Can the data below be set down again exactly, line for line?

— start of ROWS —

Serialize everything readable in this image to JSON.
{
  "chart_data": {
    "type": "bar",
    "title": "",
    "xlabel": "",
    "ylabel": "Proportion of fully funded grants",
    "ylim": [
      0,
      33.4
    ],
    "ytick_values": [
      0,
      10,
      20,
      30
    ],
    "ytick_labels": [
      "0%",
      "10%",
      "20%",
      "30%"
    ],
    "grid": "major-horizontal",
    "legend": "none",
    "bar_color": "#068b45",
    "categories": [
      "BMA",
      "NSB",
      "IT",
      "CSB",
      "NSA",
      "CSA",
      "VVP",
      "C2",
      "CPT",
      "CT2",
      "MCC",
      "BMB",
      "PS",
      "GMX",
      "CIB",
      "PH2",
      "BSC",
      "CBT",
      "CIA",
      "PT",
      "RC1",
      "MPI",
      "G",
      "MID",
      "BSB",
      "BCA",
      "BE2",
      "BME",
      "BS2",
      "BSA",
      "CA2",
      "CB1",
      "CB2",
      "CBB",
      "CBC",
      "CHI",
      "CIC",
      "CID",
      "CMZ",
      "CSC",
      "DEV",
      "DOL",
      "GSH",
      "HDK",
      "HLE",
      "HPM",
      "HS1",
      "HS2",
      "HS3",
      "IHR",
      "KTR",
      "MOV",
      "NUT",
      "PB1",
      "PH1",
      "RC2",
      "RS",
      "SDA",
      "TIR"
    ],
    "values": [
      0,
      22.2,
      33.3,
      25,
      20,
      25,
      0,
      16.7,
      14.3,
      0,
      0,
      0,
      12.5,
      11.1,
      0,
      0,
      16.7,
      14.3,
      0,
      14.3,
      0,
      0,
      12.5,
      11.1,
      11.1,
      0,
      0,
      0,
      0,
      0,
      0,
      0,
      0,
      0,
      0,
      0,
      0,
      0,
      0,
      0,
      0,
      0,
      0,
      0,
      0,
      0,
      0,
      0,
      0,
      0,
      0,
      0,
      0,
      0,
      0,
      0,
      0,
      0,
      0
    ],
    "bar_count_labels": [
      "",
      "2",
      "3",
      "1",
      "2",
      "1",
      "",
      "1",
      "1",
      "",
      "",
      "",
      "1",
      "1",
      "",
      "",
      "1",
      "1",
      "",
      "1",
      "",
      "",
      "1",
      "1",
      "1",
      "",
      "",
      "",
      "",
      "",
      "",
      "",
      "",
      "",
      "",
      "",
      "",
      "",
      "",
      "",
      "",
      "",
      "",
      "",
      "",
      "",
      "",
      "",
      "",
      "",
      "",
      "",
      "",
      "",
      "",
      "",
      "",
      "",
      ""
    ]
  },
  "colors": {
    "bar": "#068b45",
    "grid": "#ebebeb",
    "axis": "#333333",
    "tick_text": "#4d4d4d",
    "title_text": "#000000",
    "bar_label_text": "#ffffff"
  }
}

— end of ROWS —

#### OUTPUT OF THE EXERCISE
Serialize everything readable in this image to JSON.
{
  "chart_data": {
    "type": "bar",
    "title": "",
    "xlabel": "",
    "ylabel": "Proportion of fully funded grants",
    "ylim": [
      0,
      33.4
    ],
    "ytick_values": [
      0,
      10,
      20,
      30
    ],
    "ytick_labels": [
      "0%",
      "10%",
      "20%",
      "30%"
    ],
    "grid": "major-horizontal",
    "legend": "none",
    "bar_color": "#068b45",
    "categories": [
      "BMA",
      "NSB",
      "IT",
      "CSB",
      "NSA",
      "CSA",
      "VVP",
      "C2",
      "CPT",
      "CT2",
      "MCC",
      "BMB",
      "PS",
      "GMX",
      "CIB",
      "PH2",
      "BSC",
      "CBT",
      "CIA",
      "PT",
      "RC1",
      "MPI",
      "G",
      "MID",
      "BSB",
      "BCA",
      "BE2",
      "BME",
      "BS2",
      "BSA",
      "CA2",
      "CB1",
      "CB2",
      "CBB",
      "CBC",
      "CHI",
      "CIC",
      "CID",
      "CMZ",
      "CSC",
      "DEV",
      "DOL",
      "GSH",
      "HDK",
      "HLE",
      "HPM",
      "HS1",
      "HS2",
      "HS3",
      "IHR",
      "KTR",
      "MOV",
      "NUT",
      "PB1",
      "PH1",
      "RC2",
      "RS",
      "SDA",
      "TIR"
    ],
    "values": [
      0,
      22.2,
      33.3,
      25,
      20,
      25,
      0,
      16.7,
      14.3,
      0,
      0,
      0,
      12.5,
      11.1,
      0,
      0,
      16.7,
      14.3,
      0,
      14.3,
      0,
      0,
      12.5,
      11.1,
      11.1,
      0,
      0,
      0,
      0,
      0,
      0,
      0,
      0,
      0,
      0,
      0,
      0,
      0,
      0,
      0,
      0,
      0,
      0,
      0,
      0,
      0,
      0,
      0,
      0,
      0,
      0,
      0,
      0,
      0,
      0,
      0,
      0,
      0,
      0
    ],
    "bar_count_labels": [
      "",
      "2",
      "3",
      "1",
      "2",
      "1",
      "",
      "1",
      "1",
      "",
      "",
      "",
      "1",
      "1",
      "",
      "",
      "1",
      "1",
      "",
      "1",
      "",
      "",
      "1",
      "1",
      "1",
      "",
      "",
      "",
      "",
      "",
      "",
      "",
      "",
      "",
      "",
      "",
      "",
      "",
      "",
      "",
      "",
      "",
      "",
      "",
      "",
      "",
      "",
      "",
      "",
      "",
      "",
      "",
      "",
      "",
      "",
      "",
      "",
      "",
      ""
    ]
  },
  "colors": {
    "bar": "#068b45",
    "grid": "#ebebeb",
    "axis": "#333333",
    "tick_text": "#4d4d4d",
    "title_text": "#000000",
    "bar_label_text": "#ffffff"
  }
}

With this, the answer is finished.